[start]

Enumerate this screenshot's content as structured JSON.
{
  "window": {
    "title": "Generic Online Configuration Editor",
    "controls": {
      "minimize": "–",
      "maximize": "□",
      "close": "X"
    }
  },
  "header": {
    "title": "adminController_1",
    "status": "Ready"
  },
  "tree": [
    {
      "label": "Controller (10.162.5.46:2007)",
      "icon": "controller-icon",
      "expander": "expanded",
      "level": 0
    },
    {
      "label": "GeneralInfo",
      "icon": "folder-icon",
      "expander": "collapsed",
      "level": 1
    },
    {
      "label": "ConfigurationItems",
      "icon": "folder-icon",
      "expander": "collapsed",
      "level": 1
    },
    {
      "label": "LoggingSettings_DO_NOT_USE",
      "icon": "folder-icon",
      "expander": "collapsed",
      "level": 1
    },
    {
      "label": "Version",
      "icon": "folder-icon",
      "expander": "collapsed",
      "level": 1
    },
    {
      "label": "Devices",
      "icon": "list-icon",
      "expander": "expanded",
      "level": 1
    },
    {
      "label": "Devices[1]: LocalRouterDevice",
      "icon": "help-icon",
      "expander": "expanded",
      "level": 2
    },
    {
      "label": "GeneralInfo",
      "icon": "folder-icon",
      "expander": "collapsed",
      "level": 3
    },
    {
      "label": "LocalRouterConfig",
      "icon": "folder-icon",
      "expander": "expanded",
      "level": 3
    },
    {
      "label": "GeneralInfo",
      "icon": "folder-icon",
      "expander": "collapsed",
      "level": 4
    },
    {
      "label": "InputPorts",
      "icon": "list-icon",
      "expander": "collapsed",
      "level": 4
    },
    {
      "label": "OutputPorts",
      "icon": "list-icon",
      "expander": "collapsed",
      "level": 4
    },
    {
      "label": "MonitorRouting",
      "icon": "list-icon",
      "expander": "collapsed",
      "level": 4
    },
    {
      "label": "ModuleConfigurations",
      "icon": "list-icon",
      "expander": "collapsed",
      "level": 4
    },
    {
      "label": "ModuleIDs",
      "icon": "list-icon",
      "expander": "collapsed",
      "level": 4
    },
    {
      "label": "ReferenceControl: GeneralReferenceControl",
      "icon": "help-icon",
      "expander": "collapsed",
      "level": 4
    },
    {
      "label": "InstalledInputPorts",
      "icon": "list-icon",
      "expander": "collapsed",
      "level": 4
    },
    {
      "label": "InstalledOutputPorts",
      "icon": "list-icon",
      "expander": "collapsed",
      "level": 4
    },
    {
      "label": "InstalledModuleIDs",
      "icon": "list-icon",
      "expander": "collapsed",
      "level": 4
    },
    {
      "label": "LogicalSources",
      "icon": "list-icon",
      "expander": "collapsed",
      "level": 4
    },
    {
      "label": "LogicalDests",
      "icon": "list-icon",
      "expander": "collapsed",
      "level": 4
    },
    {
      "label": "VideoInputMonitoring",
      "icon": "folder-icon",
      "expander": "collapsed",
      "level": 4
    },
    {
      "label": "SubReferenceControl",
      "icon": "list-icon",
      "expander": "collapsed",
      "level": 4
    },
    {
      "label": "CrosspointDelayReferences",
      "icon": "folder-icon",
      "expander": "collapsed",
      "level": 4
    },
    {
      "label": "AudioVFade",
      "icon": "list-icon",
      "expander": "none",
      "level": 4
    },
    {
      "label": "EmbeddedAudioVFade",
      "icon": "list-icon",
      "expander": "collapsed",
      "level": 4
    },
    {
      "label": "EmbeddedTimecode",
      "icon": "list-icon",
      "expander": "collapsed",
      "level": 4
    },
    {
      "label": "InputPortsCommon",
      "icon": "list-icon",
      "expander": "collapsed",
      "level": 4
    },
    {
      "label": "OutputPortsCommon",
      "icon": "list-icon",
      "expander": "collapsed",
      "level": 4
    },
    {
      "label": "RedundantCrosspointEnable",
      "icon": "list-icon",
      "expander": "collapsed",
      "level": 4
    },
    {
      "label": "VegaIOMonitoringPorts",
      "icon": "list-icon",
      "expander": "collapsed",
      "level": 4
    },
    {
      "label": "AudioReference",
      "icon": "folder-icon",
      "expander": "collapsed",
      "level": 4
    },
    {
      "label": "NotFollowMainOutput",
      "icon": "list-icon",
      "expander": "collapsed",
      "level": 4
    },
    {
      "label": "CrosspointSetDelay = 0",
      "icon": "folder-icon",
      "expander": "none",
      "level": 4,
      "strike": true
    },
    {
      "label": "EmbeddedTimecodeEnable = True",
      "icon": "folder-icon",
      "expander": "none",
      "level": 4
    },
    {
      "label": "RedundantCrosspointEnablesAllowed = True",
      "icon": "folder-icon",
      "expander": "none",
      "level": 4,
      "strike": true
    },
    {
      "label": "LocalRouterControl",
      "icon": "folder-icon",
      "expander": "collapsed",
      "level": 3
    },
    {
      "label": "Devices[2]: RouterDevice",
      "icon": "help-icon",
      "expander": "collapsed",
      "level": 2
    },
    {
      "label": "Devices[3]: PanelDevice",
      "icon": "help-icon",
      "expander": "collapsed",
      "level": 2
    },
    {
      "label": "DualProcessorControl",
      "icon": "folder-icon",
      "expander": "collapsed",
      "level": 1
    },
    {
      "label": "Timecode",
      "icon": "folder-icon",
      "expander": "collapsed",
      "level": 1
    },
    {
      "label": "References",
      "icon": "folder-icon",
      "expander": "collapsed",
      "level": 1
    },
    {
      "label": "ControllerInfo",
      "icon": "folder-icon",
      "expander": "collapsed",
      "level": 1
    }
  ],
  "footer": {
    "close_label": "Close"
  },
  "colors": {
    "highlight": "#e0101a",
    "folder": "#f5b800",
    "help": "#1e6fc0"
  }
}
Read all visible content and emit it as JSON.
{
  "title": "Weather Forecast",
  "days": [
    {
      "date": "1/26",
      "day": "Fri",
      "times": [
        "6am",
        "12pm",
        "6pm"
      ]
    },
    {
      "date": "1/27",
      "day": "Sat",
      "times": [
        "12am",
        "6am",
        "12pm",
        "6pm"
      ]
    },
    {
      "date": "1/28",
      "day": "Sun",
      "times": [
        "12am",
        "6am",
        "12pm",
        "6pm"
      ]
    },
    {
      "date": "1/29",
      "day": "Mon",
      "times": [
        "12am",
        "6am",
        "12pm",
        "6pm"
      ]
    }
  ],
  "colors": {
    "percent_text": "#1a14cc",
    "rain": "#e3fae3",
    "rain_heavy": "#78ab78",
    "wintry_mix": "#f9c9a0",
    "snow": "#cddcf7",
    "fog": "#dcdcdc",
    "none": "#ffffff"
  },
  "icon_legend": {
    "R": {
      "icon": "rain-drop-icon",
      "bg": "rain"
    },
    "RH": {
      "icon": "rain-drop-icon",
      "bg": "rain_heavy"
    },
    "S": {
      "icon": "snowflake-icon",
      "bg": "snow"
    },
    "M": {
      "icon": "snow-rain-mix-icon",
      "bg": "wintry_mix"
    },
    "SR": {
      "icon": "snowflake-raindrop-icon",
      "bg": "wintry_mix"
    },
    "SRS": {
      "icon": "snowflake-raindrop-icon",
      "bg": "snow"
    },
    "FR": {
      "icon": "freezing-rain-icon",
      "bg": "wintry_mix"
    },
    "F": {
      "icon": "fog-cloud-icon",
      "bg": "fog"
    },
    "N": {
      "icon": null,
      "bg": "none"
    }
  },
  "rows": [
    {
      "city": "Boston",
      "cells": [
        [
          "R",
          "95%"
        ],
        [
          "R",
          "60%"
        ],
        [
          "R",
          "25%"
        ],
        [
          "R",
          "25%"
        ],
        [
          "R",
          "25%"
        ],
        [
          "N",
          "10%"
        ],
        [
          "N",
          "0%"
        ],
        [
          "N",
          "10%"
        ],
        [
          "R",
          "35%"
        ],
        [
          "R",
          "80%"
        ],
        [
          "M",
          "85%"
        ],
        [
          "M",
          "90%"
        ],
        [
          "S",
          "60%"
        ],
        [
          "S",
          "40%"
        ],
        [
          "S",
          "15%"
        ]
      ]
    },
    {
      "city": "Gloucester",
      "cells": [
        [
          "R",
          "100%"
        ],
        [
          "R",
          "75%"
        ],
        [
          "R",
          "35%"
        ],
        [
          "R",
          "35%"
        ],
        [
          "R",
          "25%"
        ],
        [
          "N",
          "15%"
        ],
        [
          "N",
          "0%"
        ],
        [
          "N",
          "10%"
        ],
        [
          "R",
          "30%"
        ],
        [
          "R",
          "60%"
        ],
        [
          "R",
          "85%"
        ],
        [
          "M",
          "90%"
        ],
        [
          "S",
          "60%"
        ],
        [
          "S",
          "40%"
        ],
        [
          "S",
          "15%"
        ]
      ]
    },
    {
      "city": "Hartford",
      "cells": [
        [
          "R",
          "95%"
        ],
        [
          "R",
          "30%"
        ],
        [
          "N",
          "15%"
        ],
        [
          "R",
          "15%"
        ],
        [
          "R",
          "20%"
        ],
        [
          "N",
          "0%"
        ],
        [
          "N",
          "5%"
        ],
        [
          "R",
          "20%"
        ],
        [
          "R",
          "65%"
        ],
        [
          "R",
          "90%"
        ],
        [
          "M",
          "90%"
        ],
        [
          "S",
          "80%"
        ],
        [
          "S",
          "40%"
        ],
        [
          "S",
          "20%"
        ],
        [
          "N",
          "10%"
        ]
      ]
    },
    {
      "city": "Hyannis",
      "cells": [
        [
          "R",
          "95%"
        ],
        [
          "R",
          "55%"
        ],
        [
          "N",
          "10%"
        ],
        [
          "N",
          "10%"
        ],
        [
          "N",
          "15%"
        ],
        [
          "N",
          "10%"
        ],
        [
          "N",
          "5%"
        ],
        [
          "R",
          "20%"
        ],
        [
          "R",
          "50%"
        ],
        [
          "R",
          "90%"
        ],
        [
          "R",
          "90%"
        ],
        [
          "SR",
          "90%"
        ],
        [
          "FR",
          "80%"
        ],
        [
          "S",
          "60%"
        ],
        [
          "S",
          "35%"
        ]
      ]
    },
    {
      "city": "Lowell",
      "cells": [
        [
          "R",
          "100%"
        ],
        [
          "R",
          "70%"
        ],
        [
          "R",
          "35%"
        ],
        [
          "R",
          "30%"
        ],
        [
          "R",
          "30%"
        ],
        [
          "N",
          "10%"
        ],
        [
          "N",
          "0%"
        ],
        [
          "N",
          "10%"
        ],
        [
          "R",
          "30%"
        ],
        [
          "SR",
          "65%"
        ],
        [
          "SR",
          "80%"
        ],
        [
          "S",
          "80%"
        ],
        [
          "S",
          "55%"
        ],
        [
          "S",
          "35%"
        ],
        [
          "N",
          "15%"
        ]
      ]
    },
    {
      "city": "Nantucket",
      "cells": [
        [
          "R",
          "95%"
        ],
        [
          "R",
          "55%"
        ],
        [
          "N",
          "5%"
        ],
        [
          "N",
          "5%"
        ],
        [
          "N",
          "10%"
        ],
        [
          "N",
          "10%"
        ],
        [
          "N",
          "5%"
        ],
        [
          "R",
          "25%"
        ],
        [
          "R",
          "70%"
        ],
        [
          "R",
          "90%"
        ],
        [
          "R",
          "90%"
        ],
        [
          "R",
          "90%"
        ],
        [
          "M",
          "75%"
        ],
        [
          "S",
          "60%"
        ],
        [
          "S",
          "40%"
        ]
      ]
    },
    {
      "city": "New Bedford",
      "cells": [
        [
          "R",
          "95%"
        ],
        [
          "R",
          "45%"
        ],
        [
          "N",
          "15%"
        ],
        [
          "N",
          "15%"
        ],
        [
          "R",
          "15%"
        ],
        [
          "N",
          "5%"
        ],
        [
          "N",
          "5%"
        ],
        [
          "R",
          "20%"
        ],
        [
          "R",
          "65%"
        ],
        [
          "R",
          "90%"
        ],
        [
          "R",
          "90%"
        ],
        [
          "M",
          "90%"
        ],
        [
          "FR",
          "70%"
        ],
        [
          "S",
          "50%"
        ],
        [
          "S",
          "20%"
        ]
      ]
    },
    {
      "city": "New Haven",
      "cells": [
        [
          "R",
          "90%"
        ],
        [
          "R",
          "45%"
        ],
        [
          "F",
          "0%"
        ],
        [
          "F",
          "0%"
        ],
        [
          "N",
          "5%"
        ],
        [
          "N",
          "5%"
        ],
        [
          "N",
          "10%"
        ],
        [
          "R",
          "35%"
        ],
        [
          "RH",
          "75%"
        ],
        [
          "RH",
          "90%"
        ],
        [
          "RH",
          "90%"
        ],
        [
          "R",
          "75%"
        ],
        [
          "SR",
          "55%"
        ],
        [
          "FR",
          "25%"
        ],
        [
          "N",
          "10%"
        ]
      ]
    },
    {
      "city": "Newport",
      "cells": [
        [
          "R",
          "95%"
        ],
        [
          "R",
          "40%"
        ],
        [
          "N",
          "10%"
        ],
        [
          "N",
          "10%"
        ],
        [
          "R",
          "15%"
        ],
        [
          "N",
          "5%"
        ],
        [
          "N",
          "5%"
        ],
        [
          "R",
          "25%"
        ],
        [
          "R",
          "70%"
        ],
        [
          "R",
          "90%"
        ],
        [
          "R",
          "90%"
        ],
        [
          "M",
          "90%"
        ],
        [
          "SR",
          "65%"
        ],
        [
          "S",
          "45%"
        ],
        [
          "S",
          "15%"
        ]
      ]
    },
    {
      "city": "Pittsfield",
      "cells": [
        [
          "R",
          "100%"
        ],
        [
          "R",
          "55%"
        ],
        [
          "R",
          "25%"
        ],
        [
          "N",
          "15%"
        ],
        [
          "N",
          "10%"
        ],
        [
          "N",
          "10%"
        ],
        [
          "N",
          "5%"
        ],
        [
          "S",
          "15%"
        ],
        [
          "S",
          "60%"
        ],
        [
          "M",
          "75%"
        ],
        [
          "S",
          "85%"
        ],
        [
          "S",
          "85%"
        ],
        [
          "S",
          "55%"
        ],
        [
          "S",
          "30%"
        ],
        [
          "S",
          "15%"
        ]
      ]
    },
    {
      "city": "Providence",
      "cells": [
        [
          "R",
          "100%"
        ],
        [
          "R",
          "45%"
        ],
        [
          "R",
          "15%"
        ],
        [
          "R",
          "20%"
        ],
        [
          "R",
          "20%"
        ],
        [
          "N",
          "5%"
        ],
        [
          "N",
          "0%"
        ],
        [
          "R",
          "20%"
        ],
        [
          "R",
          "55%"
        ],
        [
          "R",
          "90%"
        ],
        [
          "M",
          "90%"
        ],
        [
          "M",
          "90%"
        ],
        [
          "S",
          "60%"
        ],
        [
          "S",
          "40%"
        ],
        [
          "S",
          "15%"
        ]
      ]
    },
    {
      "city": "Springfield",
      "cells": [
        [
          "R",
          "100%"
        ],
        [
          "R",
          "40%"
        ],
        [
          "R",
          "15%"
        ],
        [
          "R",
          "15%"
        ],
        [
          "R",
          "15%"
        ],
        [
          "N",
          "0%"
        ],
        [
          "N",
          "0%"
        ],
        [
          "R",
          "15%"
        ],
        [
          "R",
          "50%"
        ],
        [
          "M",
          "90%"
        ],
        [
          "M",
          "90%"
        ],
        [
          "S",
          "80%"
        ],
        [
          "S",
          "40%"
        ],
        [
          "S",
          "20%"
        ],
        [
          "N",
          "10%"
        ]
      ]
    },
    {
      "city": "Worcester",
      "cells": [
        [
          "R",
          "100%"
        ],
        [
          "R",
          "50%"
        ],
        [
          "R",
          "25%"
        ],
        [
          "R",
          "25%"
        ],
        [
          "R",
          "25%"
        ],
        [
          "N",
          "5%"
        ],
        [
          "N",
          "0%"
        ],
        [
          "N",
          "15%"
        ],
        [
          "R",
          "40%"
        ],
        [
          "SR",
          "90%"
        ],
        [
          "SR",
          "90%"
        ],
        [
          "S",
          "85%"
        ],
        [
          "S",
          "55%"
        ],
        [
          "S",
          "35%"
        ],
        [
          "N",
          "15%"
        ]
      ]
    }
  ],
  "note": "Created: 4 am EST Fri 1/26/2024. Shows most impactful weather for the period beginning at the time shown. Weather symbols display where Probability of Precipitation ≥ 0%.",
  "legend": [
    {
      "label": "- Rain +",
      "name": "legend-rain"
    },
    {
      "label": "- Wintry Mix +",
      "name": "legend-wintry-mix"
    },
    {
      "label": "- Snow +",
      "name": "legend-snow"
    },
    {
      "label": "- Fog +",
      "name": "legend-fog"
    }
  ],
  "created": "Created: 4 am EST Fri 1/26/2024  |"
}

[end]

Description of the task -
List each line of the entries that holds the string "Weather".

Answer to this problem -
  "title": "Weather Forecast",
  "note": "Created: 4 am EST Fri 1/26/2024. Shows most impactful weather for the period beginning at the time shown. Weather symbols display where Probability of Precipitation ≥ 0%.",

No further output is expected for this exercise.